> _Material shown_

= = = = = = =

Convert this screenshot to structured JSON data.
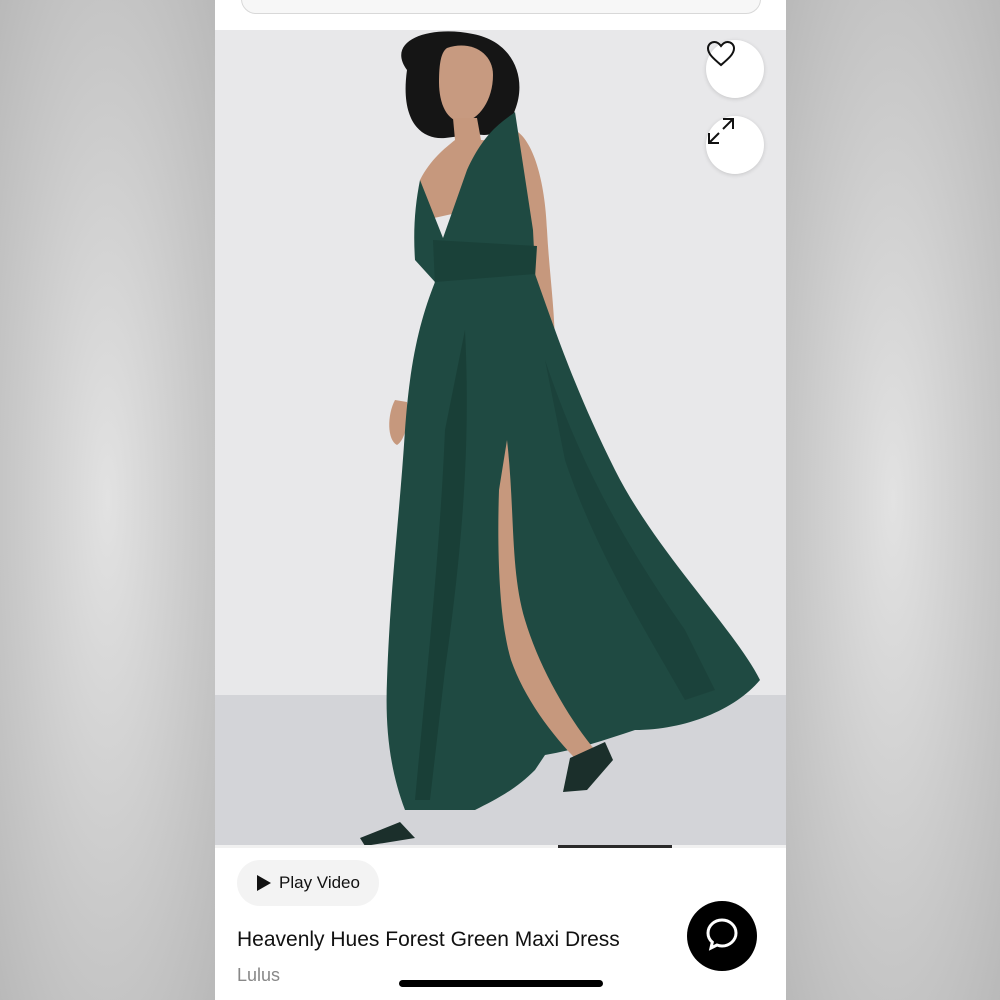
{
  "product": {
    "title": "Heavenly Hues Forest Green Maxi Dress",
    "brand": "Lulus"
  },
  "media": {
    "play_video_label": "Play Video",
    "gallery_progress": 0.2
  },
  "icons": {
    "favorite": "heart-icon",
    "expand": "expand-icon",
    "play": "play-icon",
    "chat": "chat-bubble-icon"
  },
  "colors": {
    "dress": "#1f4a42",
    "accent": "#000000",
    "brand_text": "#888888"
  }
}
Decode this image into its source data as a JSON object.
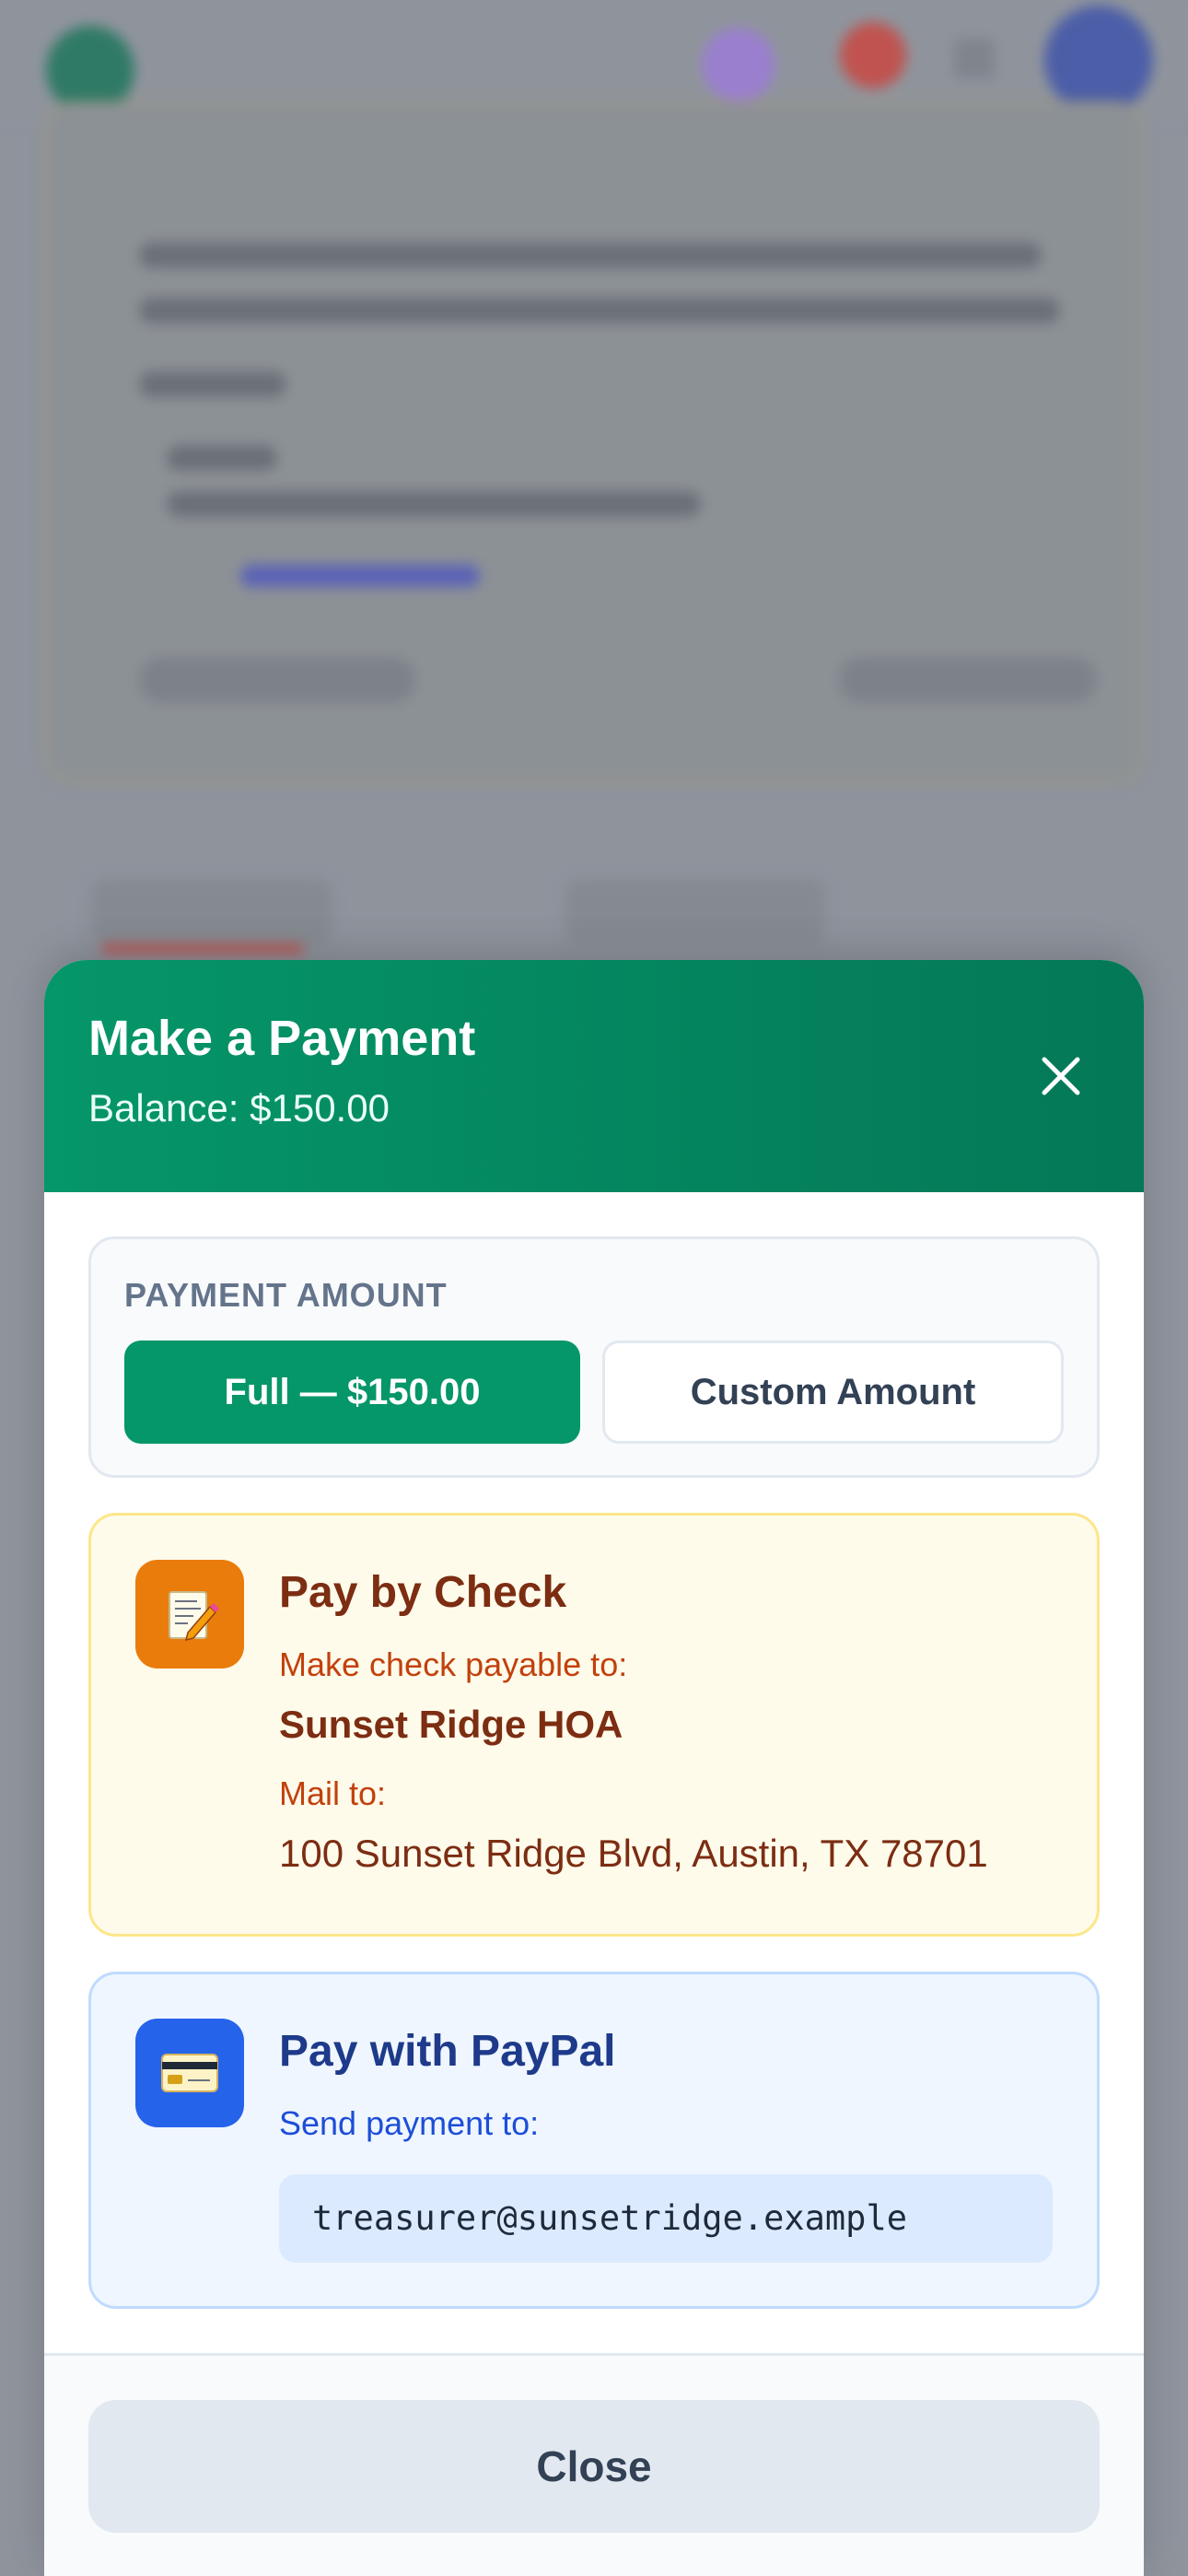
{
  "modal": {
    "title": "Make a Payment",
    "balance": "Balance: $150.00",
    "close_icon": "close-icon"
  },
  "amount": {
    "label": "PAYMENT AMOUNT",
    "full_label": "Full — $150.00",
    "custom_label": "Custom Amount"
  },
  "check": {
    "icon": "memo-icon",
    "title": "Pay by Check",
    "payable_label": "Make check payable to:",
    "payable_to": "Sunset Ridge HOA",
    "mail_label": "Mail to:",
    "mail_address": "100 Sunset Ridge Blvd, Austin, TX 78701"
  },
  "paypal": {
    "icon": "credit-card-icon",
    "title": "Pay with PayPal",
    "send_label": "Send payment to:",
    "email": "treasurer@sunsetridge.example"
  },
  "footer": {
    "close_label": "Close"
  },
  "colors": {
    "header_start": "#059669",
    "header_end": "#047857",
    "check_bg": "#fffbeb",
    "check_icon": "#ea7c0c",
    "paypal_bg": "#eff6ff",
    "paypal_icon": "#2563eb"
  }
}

= = = = = = =

> _What you should do_
Copy out exactly the lines between the line that contains "Decode this image" and the last line of the records, both ends included; leave out every picture.

> _Task answer_
Decode this image into its source data as a JSON object.
{
  "modal": {
    "title": "Make a Payment",
    "balance": "Balance: $150.00",
    "close_icon": "close-icon"
  },
  "amount": {
    "label": "PAYMENT AMOUNT",
    "full_label": "Full — $150.00",
    "custom_label": "Custom Amount"
  },
  "check": {
    "icon": "memo-icon",
    "title": "Pay by Check",
    "payable_label": "Make check payable to:",
    "payable_to": "Sunset Ridge HOA",
    "mail_label": "Mail to:",
    "mail_address": "100 Sunset Ridge Blvd, Austin, TX 78701"
  },
  "paypal": {
    "icon": "credit-card-icon",
    "title": "Pay with PayPal",
    "send_label": "Send payment to:",
    "email": "treasurer@sunsetridge.example"
  },
  "footer": {
    "close_label": "Close"
  },
  "colors": {
    "header_start": "#059669",
    "header_end": "#047857",
    "check_bg": "#fffbeb",
    "check_icon": "#ea7c0c",
    "paypal_bg": "#eff6ff",
    "paypal_icon": "#2563eb"
  }
}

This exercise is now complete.